Data items

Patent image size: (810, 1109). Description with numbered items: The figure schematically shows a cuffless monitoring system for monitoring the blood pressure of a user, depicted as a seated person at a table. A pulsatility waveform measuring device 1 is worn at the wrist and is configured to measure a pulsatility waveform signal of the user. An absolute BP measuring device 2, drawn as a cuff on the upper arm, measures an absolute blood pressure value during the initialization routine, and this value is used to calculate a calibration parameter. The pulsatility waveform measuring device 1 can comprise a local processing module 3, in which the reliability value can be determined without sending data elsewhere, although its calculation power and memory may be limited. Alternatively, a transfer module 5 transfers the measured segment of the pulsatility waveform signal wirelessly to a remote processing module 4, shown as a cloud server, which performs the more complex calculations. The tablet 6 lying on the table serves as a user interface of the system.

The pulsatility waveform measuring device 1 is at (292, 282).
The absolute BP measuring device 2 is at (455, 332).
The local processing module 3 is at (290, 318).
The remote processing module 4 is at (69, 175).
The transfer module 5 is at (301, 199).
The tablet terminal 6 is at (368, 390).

(Problem to solve) Write out these lines again, swapping "blood pressure" for "arterial pressure" and leaving everything else the same.

(Exercise output)
Patent image size: (810, 1109). Description with numbered items: The figure schematically shows a cuffless monitoring system for monitoring the arterial pressure of a user, depicted as a seated person at a table. A pulsatility waveform measuring device 1 is worn at the wrist and is configured to measure a pulsatility waveform signal of the user. An absolute BP measuring device 2, drawn as a cuff on the upper arm, measures an absolute arterial pressure value during the initialization routine, and this value is used to calculate a calibration parameter. The pulsatility waveform measuring device 1 can comprise a local processing module 3, in which the reliability value can be determined without sending data elsewhere, although its calculation power and memory may be limited. Alternatively, a transfer module 5 transfers the measured segment of the pulsatility waveform signal wirelessly to a remote processing module 4, shown as a cloud server, which performs the more complex calculations. The tablet 6 lying on the table serves as a user interface of the system.

The pulsatility waveform measuring device 1 is at (292, 282).
The absolute BP measuring device 2 is at (455, 332).
The local processing module 3 is at (290, 318).
The remote processing module 4 is at (69, 175).
The transfer module 5 is at (301, 199).
The tablet terminal 6 is at (368, 390).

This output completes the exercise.